Tasks to perform
(1) In the piece about the mother, what color was the Porsche convertible she bought?
(2) Please return everything in the piece about the mother from "She was planning" down to "dying fast enough.", copied word for word.
-- Text follows --
Life’s Too Short for Brewing Coffee

This is my mother (and me).

This is my mother (and me).

When Mom was 14, her father took her on a trip through Russia, although nobody from the US was visiting Russia then, especially not 14-year old girls.

In high-school, she decided she wanted to become a spy. Everybody told her that girls couldn’t do that. So, when she went to college, she studied Russian and Mandarin. Then she snagged an interview with a guy who could help her get a job as a spy. He sexually harassed her and, when she protested, told her that’s what women had to put up with if they wanted to become spies.

Instead, she got married, moved as far away as she could, raised three daughters and a whole lot of orchids. She let us bring home dogs, innumerable cats, horses, geese, once even a goat. She painted the house inside and out, designed and built furniture for the house, laid bricks in the backyard, and built her own greenhouse.

When I was in junior high, she started traveling with her parents again. They went to China, Nepal, and Australia. Then she came home, got divorced, declared bankruptcy, and bought a copper-colored Porsche convertible to match her hair.

By the time my youngest sister graduated from high school, she had earned her pilot’s license and twin degrees in computer science and accounting – although, in those days, everyone knew that women couldn’t code.

After building her dream house (which she wired herself), she moved to DC, got a job with the GAO, and took off for the Thailand office. And then Ethiopia. Then Paris. And left a trail of broken hearts behind her, although women her age didn’t do those things.

When she retired, she traveled to Kazakhstan, Azerbaijan. 9/11 found her in Egypt, where she fell in love and married a man younger than me. She brought him home with her, took over a small house-painting business, and started rehabbing rental houses.

After her second divorce and a scary medical report, Mom moved closer to her grandchildren, bought a cottage and gut remodeled it, staining all the woodwork by hand. Nobody dared tell her that someone at her age was supposed to sit in a rocking chair.

She was planning a trip to Machu Picchu when her lungs began deteriorating. Finally, the doctors told her she had less than 6 months to live and recommended hospice.

18 months later some bureaucrat kicked her off hospice because she wasn’t dying fast enough.

Since then, she’s been in and out of the hospital, surprising doctors again and again. The caregivers, the nurses, the doctors – everyone tells us how sweet she was, how nice.

We just smile.

In May, Mom caught a cold that turned into bronchitis then pneumonia. This morning she decided it was time for her next “awfully big adventure.”
-- Text concluded --
-- Data extracts follows --
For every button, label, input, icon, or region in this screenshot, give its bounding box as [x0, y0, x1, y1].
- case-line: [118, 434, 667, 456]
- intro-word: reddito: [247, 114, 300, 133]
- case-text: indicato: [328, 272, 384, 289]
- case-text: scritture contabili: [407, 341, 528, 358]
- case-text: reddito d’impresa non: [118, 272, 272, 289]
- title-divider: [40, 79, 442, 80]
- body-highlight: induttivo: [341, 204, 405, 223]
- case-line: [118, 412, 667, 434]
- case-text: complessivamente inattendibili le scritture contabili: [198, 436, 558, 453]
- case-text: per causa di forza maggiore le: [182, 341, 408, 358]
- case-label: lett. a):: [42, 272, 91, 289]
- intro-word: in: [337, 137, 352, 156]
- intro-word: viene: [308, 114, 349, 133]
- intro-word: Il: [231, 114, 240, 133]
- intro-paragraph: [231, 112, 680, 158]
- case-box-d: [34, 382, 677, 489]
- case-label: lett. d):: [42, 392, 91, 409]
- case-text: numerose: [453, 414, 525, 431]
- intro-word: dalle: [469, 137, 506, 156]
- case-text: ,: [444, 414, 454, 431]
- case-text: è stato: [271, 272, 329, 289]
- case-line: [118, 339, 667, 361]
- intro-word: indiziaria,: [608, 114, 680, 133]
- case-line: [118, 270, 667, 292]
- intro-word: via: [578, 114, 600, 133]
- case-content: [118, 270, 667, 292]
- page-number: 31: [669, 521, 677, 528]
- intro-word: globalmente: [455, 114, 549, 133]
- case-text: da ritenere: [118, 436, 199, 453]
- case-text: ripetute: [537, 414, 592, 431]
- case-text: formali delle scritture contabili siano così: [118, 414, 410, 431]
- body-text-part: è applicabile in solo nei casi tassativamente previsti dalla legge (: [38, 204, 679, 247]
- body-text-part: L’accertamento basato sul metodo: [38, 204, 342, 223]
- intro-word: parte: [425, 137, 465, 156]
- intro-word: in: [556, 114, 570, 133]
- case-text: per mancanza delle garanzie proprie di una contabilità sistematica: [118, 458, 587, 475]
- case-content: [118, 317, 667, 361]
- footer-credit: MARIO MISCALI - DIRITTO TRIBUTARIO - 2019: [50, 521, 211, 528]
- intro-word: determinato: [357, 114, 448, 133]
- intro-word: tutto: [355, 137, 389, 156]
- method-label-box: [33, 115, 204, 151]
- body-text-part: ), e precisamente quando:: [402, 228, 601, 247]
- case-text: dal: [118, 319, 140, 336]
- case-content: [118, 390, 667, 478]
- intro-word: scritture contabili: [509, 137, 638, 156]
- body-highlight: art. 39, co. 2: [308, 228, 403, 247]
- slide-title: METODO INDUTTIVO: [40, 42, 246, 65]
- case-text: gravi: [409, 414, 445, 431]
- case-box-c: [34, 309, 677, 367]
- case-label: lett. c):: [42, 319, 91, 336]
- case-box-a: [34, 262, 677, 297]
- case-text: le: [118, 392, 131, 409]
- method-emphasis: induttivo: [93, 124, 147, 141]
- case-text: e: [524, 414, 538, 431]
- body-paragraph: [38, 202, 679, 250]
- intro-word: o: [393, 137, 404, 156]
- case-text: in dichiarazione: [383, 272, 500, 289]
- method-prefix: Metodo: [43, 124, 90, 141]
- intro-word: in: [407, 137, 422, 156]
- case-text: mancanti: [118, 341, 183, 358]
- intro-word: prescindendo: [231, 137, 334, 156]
-- Data extracts concluded --
Results
(1) Copper-colored, to match her hair.

(2)
She was planning a trip to Machu Picchu when her lungs began deteriorating. Finally, the doctors told her she had less than 6 months to live and recommended hospice.

18 months later some bureaucrat kicked her off hospice because she wasn’t dying fast enough.